WORK REQUIRED:
Keep every line where the word "tools" appears; drop the rest.
━━━ LISTED ENTRIES ━━━
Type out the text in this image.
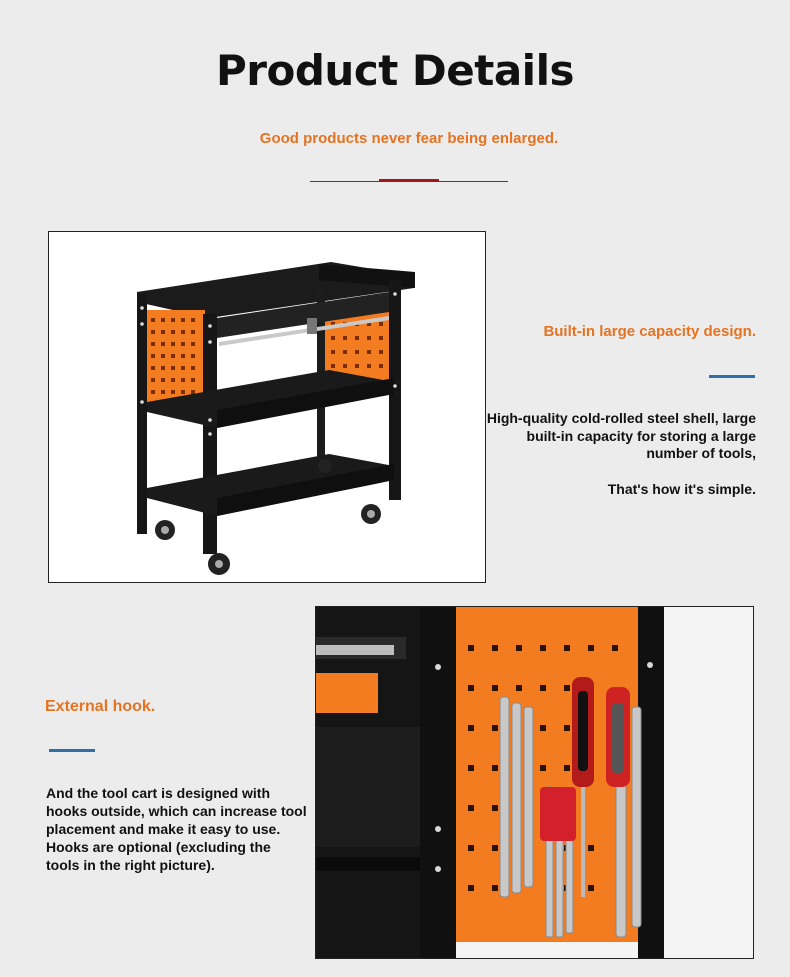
Product Details
Good products never fear being enlarged.
Built-in large capacity design.
High-quality cold-rolled steel shell, large built-in capacity for storing a large number of tools,
That's how it's simple.
External hook.
And the tool cart is designed with hooks outside, which can increase tool placement and make it easy to use. Hooks are optional (excluding the tools in the right picture).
━━━
OUTPUT OF THE TASK:
High-quality cold-rolled steel shell, large built-in capacity for storing a large number of tools,
And the tool cart is designed with hooks outside, which can increase tool placement and make it easy to use. Hooks are optional (excluding the tools in the right picture).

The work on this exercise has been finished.